---------- Given data ----------

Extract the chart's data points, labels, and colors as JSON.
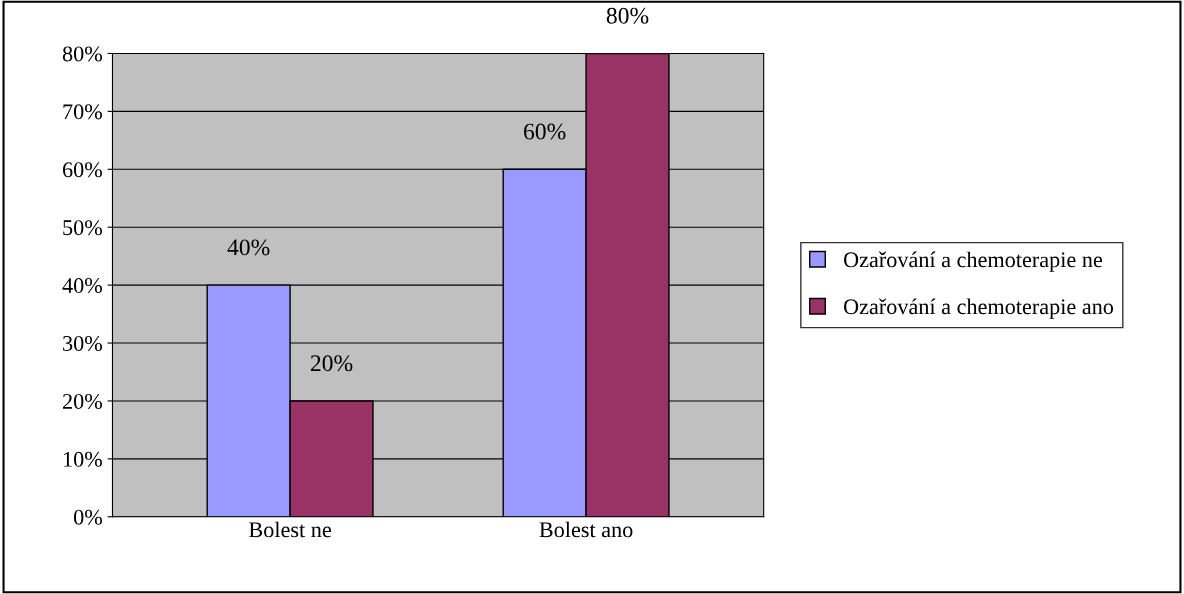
{
  "chart_data": {
    "type": "bar",
    "categories": [
      "Bolest ne",
      "Bolest ano"
    ],
    "series": [
      {
        "name": "Ozařování a chemoterapie ne",
        "color": "#9999ff",
        "values": [
          40,
          60
        ],
        "value_labels": [
          "40%",
          "60%"
        ]
      },
      {
        "name": "Ozařování a chemoterapie ano",
        "color": "#993366",
        "values": [
          20,
          80
        ],
        "value_labels": [
          "20%",
          "80%"
        ]
      }
    ],
    "ylim": [
      0,
      80
    ],
    "yticks": [
      {
        "value": 0,
        "label": "0%"
      },
      {
        "value": 10,
        "label": "10%"
      },
      {
        "value": 20,
        "label": "20%"
      },
      {
        "value": 30,
        "label": "30%"
      },
      {
        "value": 40,
        "label": "40%"
      },
      {
        "value": 50,
        "label": "50%"
      },
      {
        "value": 60,
        "label": "60%"
      },
      {
        "value": 70,
        "label": "70%"
      },
      {
        "value": 80,
        "label": "80%"
      }
    ],
    "grid": "y",
    "legend": "right"
  }
}
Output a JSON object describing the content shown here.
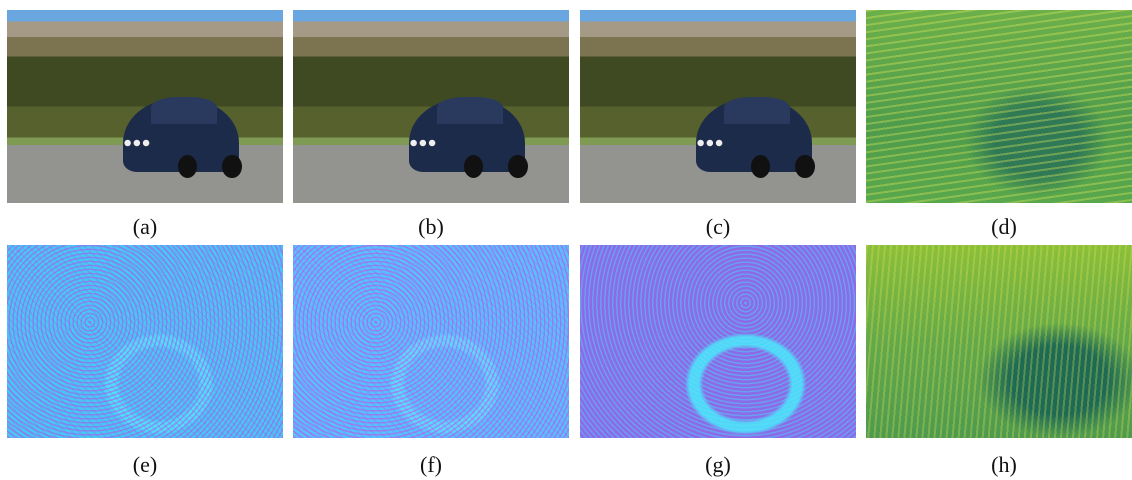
{
  "figure": {
    "captions": [
      "(a)",
      "(b)",
      "(c)",
      "(d)",
      "(e)",
      "(f)",
      "(g)",
      "(h)"
    ]
  }
}
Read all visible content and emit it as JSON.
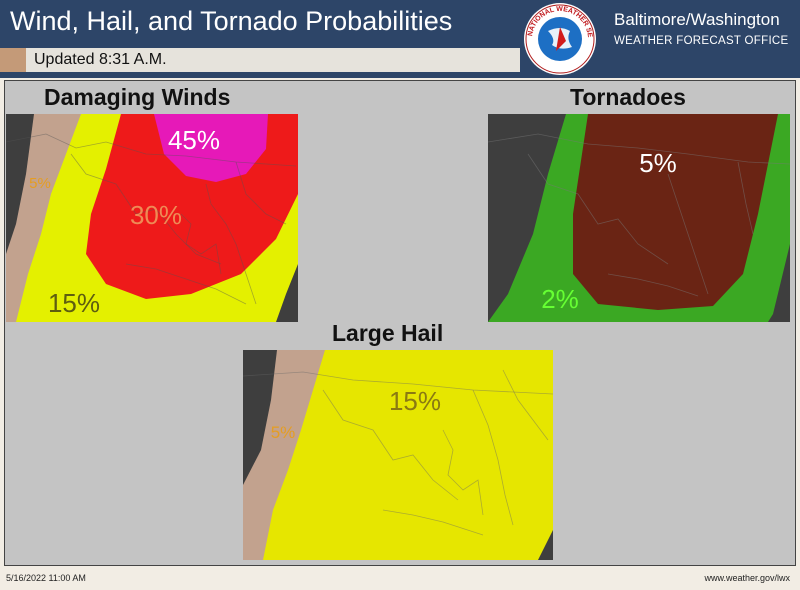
{
  "header": {
    "title": "Wind, Hail, and Tornado Probabilities",
    "updated": "Updated 8:31 A.M.",
    "office_name": "Baltimore/Washington",
    "office_sub": "WEATHER FORECAST OFFICE",
    "logo_text": "NATIONAL WEATHER SERVICE",
    "logo_icon": "nws-logo-icon"
  },
  "panels": {
    "winds": {
      "title": "Damaging Winds",
      "labels": {
        "p45": "45%",
        "p30": "30%",
        "p15": "15%",
        "p5": "5%"
      }
    },
    "tornadoes": {
      "title": "Tornadoes",
      "labels": {
        "p5": "5%",
        "p2": "2%"
      }
    },
    "hail": {
      "title": "Large Hail",
      "labels": {
        "p15": "15%",
        "p5": "5%"
      }
    }
  },
  "colors": {
    "p45": "#e619b8",
    "p30": "#ee1a1a",
    "p15": "#e4f000",
    "hail15": "#e6e600",
    "p5": "#c2a28e",
    "tor5": "#6a2414",
    "tor2": "#3ba823",
    "none": "#3e3e3e"
  },
  "footer": {
    "date": "5/16/2022 11:00 AM",
    "url": "www.weather.gov/lwx"
  }
}
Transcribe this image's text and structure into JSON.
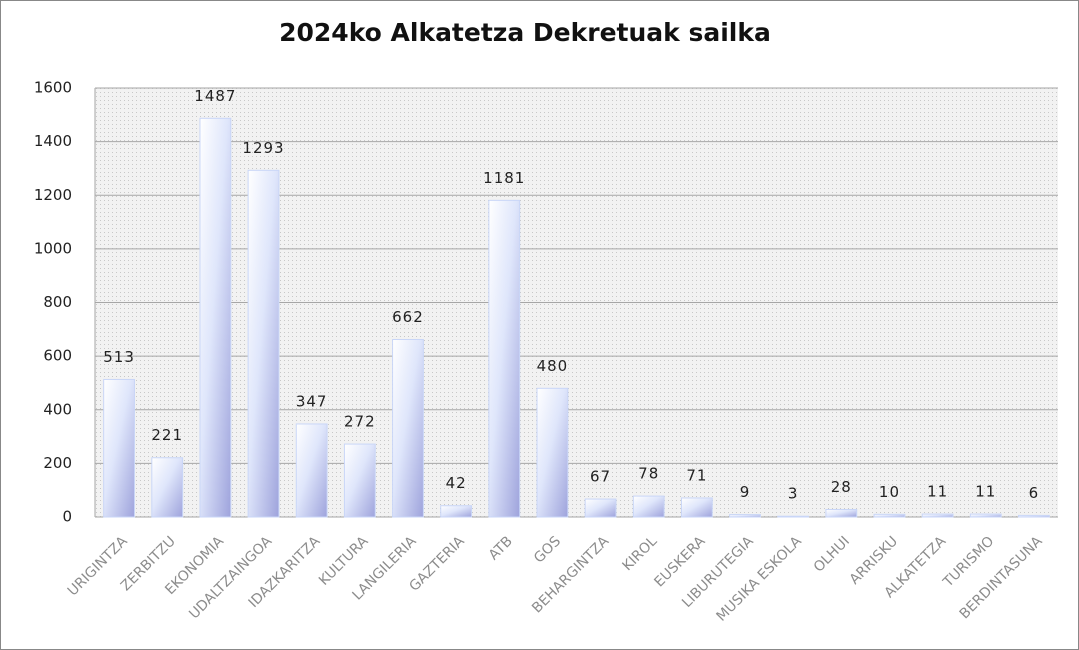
{
  "chart_data": {
    "type": "bar",
    "title": "2024ko Alkatetza Dekretuak sailka",
    "categories": [
      "URIGINTZA",
      "ZERBITZU",
      "EKONOMIA",
      "UDALTZAINGOA",
      "IDAZKARITZA",
      "KULTURA",
      "LANGILERIA",
      "GAZTERIA",
      "ATB",
      "GOS",
      "BEHARGINTZA",
      "KIROL",
      "EUSKERA",
      "LIBURUTEGIA",
      "MUSIKA ESKOLA",
      "OLHUI",
      "ARRISKU",
      "ALKATETZA",
      "TURISMO",
      "BERDINTASUNA"
    ],
    "values": [
      513,
      221,
      1487,
      1293,
      347,
      272,
      662,
      42,
      1181,
      480,
      67,
      78,
      71,
      9,
      3,
      28,
      10,
      11,
      11,
      6
    ],
    "color": "#c9d6f7",
    "ylim": [
      0,
      1600
    ],
    "yticks": [
      0,
      200,
      400,
      600,
      800,
      1000,
      1200,
      1400,
      1600
    ],
    "grid": true
  }
}
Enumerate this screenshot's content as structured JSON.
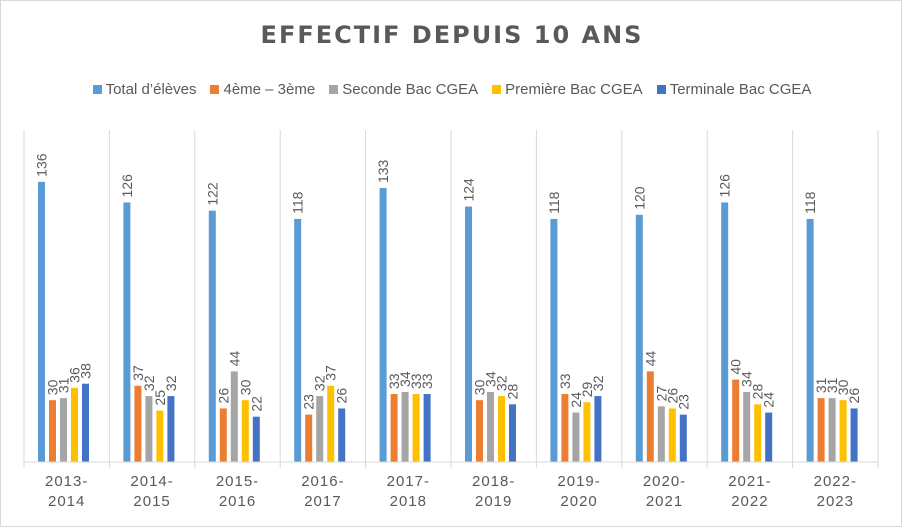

----------

* _What is required_: Select the lines that carry the string "JSON" and copy them.

* _Solution to this problem_:
Extract the chart's data points, labels, and colors as JSON.
Output a JSON object describing the content shown here.
Read all visible content and emit it as JSON.
Transcribe this image's text and structure into JSON.
Enumerate this screenshot's content as structured JSON.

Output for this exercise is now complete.